(Excerpts from a figure dataset)
- - - -

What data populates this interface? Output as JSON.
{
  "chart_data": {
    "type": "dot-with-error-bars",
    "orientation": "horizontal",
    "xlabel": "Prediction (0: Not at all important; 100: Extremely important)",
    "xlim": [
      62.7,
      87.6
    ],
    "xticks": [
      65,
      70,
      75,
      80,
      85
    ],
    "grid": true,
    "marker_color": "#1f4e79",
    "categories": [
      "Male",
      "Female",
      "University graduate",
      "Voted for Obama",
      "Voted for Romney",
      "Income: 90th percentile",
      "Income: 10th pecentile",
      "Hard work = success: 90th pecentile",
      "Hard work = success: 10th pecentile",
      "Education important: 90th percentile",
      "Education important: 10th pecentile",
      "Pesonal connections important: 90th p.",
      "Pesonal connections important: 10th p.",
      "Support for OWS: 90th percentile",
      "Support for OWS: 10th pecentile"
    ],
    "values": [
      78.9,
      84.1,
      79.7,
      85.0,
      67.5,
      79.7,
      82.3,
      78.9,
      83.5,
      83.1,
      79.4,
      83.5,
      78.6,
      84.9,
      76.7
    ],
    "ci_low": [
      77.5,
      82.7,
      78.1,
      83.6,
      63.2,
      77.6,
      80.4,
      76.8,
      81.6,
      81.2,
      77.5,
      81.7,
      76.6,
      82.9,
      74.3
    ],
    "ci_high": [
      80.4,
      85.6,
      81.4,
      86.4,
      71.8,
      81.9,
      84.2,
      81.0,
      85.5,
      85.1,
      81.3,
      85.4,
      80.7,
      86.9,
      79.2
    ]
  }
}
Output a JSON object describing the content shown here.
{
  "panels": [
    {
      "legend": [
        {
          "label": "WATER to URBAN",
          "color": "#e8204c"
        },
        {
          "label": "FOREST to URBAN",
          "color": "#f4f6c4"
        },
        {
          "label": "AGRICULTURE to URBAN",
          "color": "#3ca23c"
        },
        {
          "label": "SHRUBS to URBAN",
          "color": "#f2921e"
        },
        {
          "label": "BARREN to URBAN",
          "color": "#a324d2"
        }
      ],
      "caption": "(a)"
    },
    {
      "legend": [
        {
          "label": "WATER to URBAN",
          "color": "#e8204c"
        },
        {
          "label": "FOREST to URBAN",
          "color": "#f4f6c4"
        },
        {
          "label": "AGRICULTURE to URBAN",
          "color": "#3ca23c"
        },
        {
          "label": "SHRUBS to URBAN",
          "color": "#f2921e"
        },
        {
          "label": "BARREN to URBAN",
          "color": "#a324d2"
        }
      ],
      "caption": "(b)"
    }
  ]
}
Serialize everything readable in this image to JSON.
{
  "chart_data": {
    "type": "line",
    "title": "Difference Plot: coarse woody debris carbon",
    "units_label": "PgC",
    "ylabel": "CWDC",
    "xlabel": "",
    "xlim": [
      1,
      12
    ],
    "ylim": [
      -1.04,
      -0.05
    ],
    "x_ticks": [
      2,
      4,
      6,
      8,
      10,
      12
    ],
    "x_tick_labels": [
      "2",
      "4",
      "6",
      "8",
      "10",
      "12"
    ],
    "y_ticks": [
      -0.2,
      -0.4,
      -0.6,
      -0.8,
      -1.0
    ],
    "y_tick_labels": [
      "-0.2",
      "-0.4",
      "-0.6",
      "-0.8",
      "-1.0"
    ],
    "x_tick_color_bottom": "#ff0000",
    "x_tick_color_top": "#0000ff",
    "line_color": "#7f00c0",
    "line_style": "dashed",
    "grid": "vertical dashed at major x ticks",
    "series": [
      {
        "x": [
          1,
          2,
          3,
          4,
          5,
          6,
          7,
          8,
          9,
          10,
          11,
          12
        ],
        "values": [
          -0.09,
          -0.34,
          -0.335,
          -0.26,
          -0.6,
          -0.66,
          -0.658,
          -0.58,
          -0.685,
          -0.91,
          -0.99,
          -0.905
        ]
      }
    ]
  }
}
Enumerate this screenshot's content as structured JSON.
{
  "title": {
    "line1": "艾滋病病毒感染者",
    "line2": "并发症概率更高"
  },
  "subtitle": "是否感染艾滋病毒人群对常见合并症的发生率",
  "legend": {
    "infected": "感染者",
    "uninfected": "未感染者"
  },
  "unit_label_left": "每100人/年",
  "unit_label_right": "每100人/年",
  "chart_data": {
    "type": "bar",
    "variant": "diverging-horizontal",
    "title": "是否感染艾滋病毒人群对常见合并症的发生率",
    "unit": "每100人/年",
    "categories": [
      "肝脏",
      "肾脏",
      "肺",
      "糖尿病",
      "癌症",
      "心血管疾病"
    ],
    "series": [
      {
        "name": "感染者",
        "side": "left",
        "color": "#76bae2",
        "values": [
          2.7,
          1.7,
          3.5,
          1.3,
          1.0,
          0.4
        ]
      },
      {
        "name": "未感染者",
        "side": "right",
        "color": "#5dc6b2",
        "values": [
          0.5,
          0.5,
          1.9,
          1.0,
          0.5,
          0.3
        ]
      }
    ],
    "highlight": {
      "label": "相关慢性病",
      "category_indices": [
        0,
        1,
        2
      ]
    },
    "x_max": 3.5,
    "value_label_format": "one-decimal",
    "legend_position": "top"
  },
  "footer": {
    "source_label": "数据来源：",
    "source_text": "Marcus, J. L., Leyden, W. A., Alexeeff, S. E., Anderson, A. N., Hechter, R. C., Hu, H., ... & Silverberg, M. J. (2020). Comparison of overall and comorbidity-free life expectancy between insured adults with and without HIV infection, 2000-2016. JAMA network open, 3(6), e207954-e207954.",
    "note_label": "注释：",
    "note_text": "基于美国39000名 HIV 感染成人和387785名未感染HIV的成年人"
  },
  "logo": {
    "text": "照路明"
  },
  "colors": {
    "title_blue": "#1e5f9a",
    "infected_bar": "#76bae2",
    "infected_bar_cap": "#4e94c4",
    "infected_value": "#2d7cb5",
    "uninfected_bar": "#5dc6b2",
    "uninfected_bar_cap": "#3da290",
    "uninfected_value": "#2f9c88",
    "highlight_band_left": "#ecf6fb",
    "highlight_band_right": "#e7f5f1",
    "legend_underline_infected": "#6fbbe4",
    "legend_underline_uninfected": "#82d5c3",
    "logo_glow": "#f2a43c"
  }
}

- - - -

▶ WHAT YOU NEED TO DO:
Only lines with "Output" are wanted here; list each of them.

▶ WRITTEN ANSWER:
What data populates this interface? Output as JSON.
Output a JSON object describing the content shown here.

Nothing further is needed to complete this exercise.